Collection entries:
# # #

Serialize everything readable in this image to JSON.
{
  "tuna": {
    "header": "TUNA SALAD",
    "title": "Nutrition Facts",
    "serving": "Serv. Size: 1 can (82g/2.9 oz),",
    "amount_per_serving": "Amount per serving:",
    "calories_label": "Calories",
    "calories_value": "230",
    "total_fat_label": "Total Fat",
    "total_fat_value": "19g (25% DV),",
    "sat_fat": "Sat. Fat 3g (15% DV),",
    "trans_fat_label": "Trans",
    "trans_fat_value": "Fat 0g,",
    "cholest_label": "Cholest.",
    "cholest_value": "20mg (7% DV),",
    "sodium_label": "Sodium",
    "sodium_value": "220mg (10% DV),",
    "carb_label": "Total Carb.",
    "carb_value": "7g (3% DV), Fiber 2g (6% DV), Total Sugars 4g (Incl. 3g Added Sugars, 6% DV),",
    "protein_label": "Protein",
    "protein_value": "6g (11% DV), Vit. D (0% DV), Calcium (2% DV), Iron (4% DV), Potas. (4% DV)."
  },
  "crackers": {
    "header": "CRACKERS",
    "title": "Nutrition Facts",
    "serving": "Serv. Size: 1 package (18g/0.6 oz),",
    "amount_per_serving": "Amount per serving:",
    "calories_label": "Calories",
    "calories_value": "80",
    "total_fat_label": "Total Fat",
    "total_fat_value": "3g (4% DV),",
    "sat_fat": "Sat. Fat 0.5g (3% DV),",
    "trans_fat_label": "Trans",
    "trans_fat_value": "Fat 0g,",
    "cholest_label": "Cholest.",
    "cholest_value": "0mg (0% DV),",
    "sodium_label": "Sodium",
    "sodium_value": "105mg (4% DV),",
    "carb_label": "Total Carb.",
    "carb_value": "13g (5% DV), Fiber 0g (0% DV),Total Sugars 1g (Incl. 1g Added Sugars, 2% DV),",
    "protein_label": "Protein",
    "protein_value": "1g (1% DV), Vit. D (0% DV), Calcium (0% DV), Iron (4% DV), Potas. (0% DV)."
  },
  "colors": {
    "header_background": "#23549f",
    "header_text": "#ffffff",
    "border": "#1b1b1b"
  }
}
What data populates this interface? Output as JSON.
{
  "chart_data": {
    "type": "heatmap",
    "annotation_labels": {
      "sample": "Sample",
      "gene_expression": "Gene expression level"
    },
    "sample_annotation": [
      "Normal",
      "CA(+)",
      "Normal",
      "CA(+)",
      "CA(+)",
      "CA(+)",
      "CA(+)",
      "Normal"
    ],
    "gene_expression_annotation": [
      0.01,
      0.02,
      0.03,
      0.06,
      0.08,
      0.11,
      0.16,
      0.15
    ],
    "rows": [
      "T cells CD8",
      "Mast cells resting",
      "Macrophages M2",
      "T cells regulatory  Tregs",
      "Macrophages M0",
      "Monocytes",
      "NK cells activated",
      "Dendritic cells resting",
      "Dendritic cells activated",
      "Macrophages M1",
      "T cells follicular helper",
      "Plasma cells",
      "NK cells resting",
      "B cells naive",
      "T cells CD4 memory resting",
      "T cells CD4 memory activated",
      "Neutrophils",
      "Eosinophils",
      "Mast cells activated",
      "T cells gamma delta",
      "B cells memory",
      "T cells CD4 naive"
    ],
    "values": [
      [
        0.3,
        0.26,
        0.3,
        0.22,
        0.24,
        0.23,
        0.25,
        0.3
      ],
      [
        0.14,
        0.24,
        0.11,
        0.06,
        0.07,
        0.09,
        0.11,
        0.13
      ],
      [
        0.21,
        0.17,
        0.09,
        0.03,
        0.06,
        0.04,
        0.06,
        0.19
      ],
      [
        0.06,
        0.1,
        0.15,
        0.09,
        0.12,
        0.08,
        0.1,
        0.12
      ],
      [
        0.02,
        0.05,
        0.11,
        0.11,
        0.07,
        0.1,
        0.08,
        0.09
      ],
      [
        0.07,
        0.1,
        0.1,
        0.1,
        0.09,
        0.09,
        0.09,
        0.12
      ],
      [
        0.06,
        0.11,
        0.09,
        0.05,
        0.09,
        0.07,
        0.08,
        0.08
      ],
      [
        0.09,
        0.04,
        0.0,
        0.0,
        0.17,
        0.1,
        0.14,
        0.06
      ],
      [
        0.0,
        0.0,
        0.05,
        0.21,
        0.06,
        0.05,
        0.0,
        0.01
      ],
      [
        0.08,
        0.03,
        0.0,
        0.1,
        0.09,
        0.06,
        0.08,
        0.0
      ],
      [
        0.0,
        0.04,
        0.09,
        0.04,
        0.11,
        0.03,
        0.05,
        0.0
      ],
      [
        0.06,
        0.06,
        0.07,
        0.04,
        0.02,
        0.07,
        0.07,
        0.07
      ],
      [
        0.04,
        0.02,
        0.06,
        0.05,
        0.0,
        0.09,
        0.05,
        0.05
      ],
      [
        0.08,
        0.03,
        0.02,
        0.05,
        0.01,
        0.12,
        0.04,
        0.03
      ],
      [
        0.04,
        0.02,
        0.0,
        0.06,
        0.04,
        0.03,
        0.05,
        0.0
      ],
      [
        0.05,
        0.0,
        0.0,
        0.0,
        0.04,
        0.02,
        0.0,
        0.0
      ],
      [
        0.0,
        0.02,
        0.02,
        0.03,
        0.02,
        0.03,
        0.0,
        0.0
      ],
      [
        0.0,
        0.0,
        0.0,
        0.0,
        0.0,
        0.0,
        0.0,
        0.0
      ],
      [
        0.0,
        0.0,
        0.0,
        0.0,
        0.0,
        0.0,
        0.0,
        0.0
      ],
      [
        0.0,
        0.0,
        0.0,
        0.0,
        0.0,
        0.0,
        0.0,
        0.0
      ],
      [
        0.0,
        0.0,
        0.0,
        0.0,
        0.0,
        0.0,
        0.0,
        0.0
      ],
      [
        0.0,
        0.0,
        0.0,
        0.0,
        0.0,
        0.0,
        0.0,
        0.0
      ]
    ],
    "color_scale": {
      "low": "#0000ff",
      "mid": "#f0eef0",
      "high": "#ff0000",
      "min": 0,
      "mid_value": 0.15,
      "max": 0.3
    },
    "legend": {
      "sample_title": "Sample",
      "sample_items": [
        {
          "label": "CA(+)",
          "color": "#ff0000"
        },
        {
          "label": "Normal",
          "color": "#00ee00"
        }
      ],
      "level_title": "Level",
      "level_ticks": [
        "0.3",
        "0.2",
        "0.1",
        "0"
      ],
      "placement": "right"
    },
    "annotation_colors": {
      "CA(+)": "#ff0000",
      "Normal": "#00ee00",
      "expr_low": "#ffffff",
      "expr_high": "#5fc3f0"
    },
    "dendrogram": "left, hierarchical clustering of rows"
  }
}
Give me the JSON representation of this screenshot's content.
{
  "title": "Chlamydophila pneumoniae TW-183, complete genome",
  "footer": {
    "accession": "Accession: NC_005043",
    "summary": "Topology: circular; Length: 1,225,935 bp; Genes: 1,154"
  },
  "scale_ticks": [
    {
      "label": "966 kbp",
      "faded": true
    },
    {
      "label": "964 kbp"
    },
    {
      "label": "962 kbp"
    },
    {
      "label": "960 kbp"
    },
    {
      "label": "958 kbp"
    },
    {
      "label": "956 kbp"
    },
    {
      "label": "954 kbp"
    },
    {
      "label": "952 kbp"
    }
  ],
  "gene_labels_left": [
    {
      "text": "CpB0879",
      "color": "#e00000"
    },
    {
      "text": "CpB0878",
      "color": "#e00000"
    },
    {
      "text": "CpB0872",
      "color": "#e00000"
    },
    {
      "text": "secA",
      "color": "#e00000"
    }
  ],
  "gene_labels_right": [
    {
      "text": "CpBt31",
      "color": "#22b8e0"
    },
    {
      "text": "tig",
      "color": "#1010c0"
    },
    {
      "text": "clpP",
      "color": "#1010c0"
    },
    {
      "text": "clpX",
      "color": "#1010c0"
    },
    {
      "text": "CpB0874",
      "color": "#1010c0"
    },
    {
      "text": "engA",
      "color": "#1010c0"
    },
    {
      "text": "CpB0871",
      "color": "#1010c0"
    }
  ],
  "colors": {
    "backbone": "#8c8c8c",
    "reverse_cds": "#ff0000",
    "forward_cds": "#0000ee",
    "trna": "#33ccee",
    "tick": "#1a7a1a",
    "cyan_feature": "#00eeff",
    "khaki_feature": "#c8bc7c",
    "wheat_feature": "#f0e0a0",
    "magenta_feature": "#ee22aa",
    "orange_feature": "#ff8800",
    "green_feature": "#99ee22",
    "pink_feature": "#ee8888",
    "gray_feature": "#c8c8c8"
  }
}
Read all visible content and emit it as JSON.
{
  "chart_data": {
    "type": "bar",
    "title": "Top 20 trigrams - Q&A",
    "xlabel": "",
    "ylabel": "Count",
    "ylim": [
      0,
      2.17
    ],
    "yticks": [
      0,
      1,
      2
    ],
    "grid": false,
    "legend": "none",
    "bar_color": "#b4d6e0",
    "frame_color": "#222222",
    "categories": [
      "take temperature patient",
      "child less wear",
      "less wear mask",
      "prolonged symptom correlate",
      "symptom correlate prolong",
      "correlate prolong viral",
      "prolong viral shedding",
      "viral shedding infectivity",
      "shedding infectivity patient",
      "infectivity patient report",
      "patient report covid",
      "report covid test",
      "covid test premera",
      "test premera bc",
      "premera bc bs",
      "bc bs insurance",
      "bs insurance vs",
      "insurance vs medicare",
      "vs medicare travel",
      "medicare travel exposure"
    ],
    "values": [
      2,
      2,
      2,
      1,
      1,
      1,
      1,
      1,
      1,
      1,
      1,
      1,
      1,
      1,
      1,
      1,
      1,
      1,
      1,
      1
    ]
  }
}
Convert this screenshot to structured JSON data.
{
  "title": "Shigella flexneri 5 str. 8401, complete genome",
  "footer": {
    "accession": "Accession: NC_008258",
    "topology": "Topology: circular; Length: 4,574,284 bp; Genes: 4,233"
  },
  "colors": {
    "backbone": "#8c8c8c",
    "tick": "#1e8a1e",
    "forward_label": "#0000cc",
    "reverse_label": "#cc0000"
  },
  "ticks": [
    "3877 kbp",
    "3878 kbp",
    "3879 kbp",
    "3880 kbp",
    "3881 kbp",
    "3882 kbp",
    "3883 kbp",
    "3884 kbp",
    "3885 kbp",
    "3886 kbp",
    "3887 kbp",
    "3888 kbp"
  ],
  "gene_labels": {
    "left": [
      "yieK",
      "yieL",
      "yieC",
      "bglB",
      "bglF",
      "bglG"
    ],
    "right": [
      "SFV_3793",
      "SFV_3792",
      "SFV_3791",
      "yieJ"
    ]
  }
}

# # #

Return every line above where "Mast" appears.

Solution below:
      "Mast cells resting",
      "Mast cells activated",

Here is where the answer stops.